------ Text passage ------

Link Search Menu Expand Document

Styling Line Graphs

There are several ways of styling line graphs. The following examples demonstrate how to modify the appearances of the lines (type and sizes), as well chart titles and axes labels.

Keep in Mind

  • To get started on how to plot line graphs, see here.
  • Elements for customization include line thickness, line type (solid, dashed, etc.), shade, transparency, and color.
  • Color is one of the easiest ways to distinguish a large number of line graphs. If you have many line graphs overlaid and have to use black-and-white, consider different shades of black/gray.

Implementation

Python

import pandas as pd
import seaborn.objects as so
import numpy as np
import matplotlib.pyplot as plt
from seaborn import axes_style




# Download the economics dataset (from ggplot2 so comparison is apples-to-apples)
url = "https://raw.githubusercontent.com/tidyverse/ggplot2/main/data-raw/economics.csv"
economics = pd.read_csv(url)


# Quick manipulation of dataframe to convert column to datetime
df = (
    economics
    .assign(
        date = lambda df: pd.to_datetime(df['date'])
        )
)



# Default plots (Notice the xaxis only has 2 years! We'll fix this in p2)
p1 = (
    so.Plot(data=df, x='date', y='uempmed')
    .add(so.Line())
    )
p1




## Change line color and chart labels, and fix xaxis
## Note here that color is inside of the Line call, so this would color the line.
## If color were instead *inside* the so.Plot() object, SO would assign it
## a different line for each value of the factor variable (column), colored differently. (Commonly referred to as hue in seaborn)
# However, in our case, we can pass a color directly.
p2 = (
    so.Plot(data=df, x='date', y='uempmed')
    .add(so.Line(color='purple'))
    .label(title='Median Duration of Unemploymeny', x='Date', y='')
    .scale(x=so.Temporal().tick(upto=10)) #Needed for current configuration of seaborn.objects so xaxis prints more than 2 ticks
    .theme(axes_style("whitegrid")) #use a function from parent seaborn library, that will pass a prebuilt selection based on what you pass
    )

p2



## plotting multiple charts (of different line types and sizes)
p3 = (
    so.Plot(data=df)
    .add(so.Line(color='darkblue', linewidth=5), x='date', y='uempmed')
    .add(so.Line(color='red', linewidth=2, linestyle='dotted'), x='date', y='psavert')
    .label(title='Unemployment Duration (Blue)\n & Savings Rate (Red)', 
           x='Date', 
           y='')
    .scale(x=so.Temporal().tick(upto=10)) #Needed for current configuration of seaborn.objects so xaxis prints more than 2 ticks
    .theme(axes_style("whitegrid")) #use a function from parent seaborn library, that will pass a prebuilt selection based on what you pass
    )

------

# Task objective
Continue the guide on styling line graphs from the point at which it ends.

------ Data listing ------

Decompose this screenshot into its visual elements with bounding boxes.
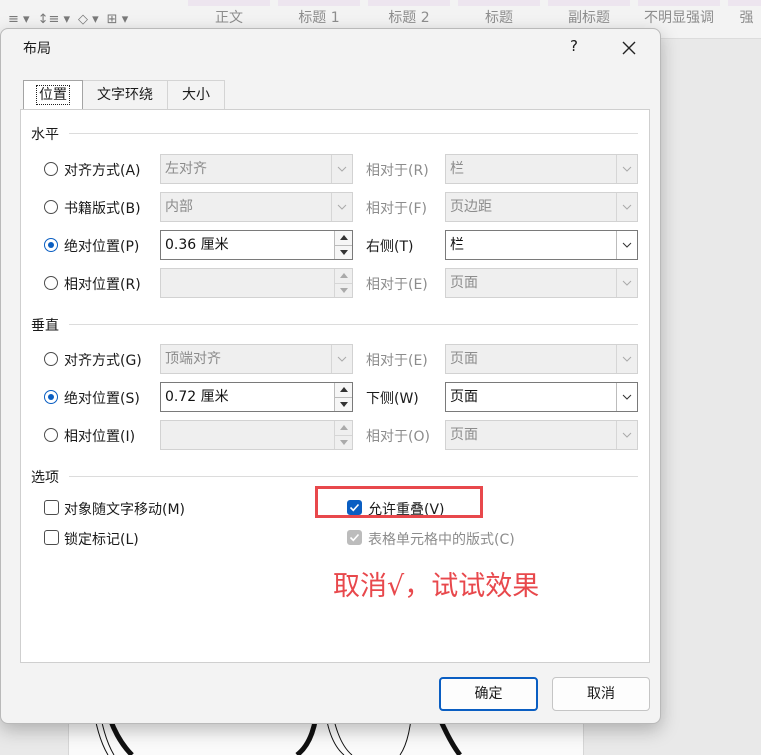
layout-in-table-checkbox (347, 530, 362, 545)
tab-text-wrapping[interactable]: 文字环绕 (82, 80, 168, 110)
spin-buttons (334, 269, 352, 297)
h-relative-r-select: 栏 (445, 154, 638, 184)
v-relative-input (160, 420, 353, 450)
label-h-relative-e: 相对于(E) (366, 277, 428, 293)
section-vertical-header: 垂直 (31, 318, 59, 334)
label-v-relative: 相对位置(I) (64, 429, 136, 445)
dialog-title: 布局 (23, 41, 51, 57)
spin-up-icon (334, 421, 352, 435)
list-indent-icon[interactable]: ≡ ▾ (8, 12, 30, 27)
label-move-with-text: 对象随文字移动(M) (64, 502, 186, 518)
label-h-relative-r: 相对于(R) (366, 163, 429, 179)
v-alignment-select: 顶端对齐 (160, 344, 353, 374)
close-icon (622, 41, 636, 55)
spin-buttons (334, 421, 352, 449)
v-relative-o-select: 页面 (445, 420, 638, 450)
spin-buttons[interactable] (334, 383, 352, 411)
line-spacing-icon[interactable]: ↕≡ ▾ (38, 12, 70, 27)
spin-up-icon[interactable] (334, 231, 352, 245)
label-h-relative-f: 相对于(F) (366, 201, 427, 217)
label-layout-in-table: 表格单元格中的版式(C) (368, 532, 515, 548)
divider (69, 476, 638, 477)
cancel-button[interactable]: 取消 (552, 677, 650, 711)
close-button[interactable] (617, 36, 641, 60)
divider (69, 133, 638, 134)
tab-bar: 位置 文字环绕 大小 (23, 80, 225, 111)
label-v-absolute: 绝对位置(S) (64, 391, 140, 407)
radio-h-alignment[interactable] (44, 162, 58, 176)
help-button[interactable]: ? (563, 35, 585, 57)
label-v-relative-e: 相对于(E) (366, 353, 428, 369)
radio-v-alignment[interactable] (44, 352, 58, 366)
shading-icon[interactable]: ◇ ▾ (78, 12, 99, 27)
chevron-down-icon (616, 269, 637, 297)
chevron-down-icon (331, 345, 352, 373)
h-alignment-select: 左对齐 (160, 154, 353, 184)
radio-h-absolute[interactable] (44, 238, 58, 252)
spin-down-icon (334, 282, 352, 297)
label-lock-anchor: 锁定标记(L) (64, 532, 139, 548)
spin-down-icon[interactable] (334, 396, 352, 411)
chevron-down-icon (616, 231, 637, 259)
radio-v-absolute[interactable] (44, 390, 58, 404)
label-v-alignment: 对齐方式(G) (64, 353, 142, 369)
style-item[interactable]: 强 (724, 0, 761, 38)
v-relative-e-select: 页面 (445, 344, 638, 374)
ok-button[interactable]: 确定 (439, 677, 538, 711)
chevron-down-icon (616, 155, 637, 183)
annotation-text: 取消√，试试效果 (333, 571, 540, 602)
label-h-absolute: 绝对位置(P) (64, 239, 140, 255)
h-absolute-input[interactable]: 0.36 厘米 (160, 230, 353, 260)
move-with-text-checkbox[interactable] (44, 500, 59, 515)
lock-anchor-checkbox[interactable] (44, 530, 59, 545)
v-absolute-input[interactable]: 0.72 厘米 (160, 382, 353, 412)
label-book-layout: 书籍版式(B) (64, 201, 141, 217)
chevron-down-icon (616, 421, 637, 449)
label-below: 下侧(W) (366, 391, 419, 407)
borders-icon[interactable]: ⊞ ▾ (107, 12, 129, 27)
section-options-header: 选项 (31, 470, 59, 486)
radio-v-relative[interactable] (44, 428, 58, 442)
label-h-relative: 相对位置(R) (64, 277, 141, 293)
spin-up-icon (334, 269, 352, 283)
spin-up-icon[interactable] (334, 383, 352, 397)
radio-h-relative[interactable] (44, 276, 58, 290)
spin-buttons[interactable] (334, 231, 352, 259)
chevron-down-icon (616, 345, 637, 373)
chevron-down-icon (616, 193, 637, 221)
divider (69, 324, 638, 325)
checkmark-icon (349, 533, 360, 542)
chevron-down-icon (331, 155, 352, 183)
section-horizontal-header: 水平 (31, 127, 59, 143)
chevron-down-icon (331, 193, 352, 221)
h-relative-input (160, 268, 353, 298)
tab-size[interactable]: 大小 (167, 80, 225, 110)
h-relative-e-select: 页面 (445, 268, 638, 298)
spin-down-icon (334, 434, 352, 449)
label-h-alignment: 对齐方式(A) (64, 163, 141, 179)
below-select[interactable]: 页面 (445, 382, 638, 412)
book-layout-select: 内部 (160, 192, 353, 222)
label-right-of: 右侧(T) (366, 239, 414, 255)
spin-down-icon[interactable] (334, 244, 352, 259)
tab-position[interactable]: 位置 (23, 80, 83, 111)
radio-book-layout[interactable] (44, 200, 58, 214)
chevron-down-icon (616, 383, 637, 411)
h-relative-f-select: 页边距 (445, 192, 638, 222)
label-v-relative-o: 相对于(O) (366, 429, 430, 445)
highlight-box (315, 486, 483, 518)
right-of-select[interactable]: 栏 (445, 230, 638, 260)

------

# Reply to the task
p3


## Plotting a different line type for each group
## There isn't a natural factor in this data so let's just duplicate the data and make one up
df['fac'] = 1
df2 = df.copy()
df2['fac'] = 2
df2['uempmed'] = df2['uempmed'] - 2 + np.random.normal(size=len(df2))
df_final = pd.concat([df, df2], ignore_index=True).astype({'fac':'category'})


p4 = (
    so.Plot(data=df_final, x='date', y='uempmed', color='fac')
    .add(so.Line())
    .label(title = "Median Duration of Unemployment",
           x = "Date",
           y = "",
           color='Random Factor')
    .scale(x=so.Temporal().tick(upto=10)) #Needed for current configuration of seaborn.objects so xaxis prints more than 2 ticks
    .theme(axes_style("whitegrid")) #use a function from parent seaborn library, that will pass a prebuilt selection based on what you pass
)

p4



# Plot all 4 plots
fig, axs = plt.subplots(2, 2, figsize=(10, 8))
# Draw each plot in the corresponding subplot
p1.on(axs[0, 0]).plot()
p2.on(axs[0, 1]).plot()
p3.on(axs[1, 0]).plot()
p4.on(axs[1, 1]).plot()

# Adjust layout to avoid overlap
plt.tight_layout()

# Show the combined plot
plt.show()

The four plots generated by the code are (in order p1, p2, then p3 and p4):

Four Styled Line Graphs in Python

R

## If necessary
## install.packages(c('ggplot2','cowplot'))
## load packages
library(ggplot2)
## Cowplot is just to join together the four graphs at the end
library(cowplot)

## load data (the Economics dataset comes with ggplot2)
eco_df <- economics

## basic plot
p1 <- ggplot() +
  geom_line(aes(x=date, y = uempmed), data = eco_df)
p1

## Change line color and chart labels
## Note here that color is *outside* of the aes() argument, and so this will color the line
## If color were instead *inside* aes() and set to a factor variable, ggplot would create
## a different line for each value of the factor variable, colored differently.
p2 <- ggplot() +
  ## choose a color of preference
  geom_line(aes(x=date, y = uempmed), color = "navyblue", data = eco_df) +
  ## add chart title and change axes labels
  labs(
    title = "Median Duration of Unemployment",
    x = "Date",
    y = "") +
  ## Add a ggplot theme
  theme_light()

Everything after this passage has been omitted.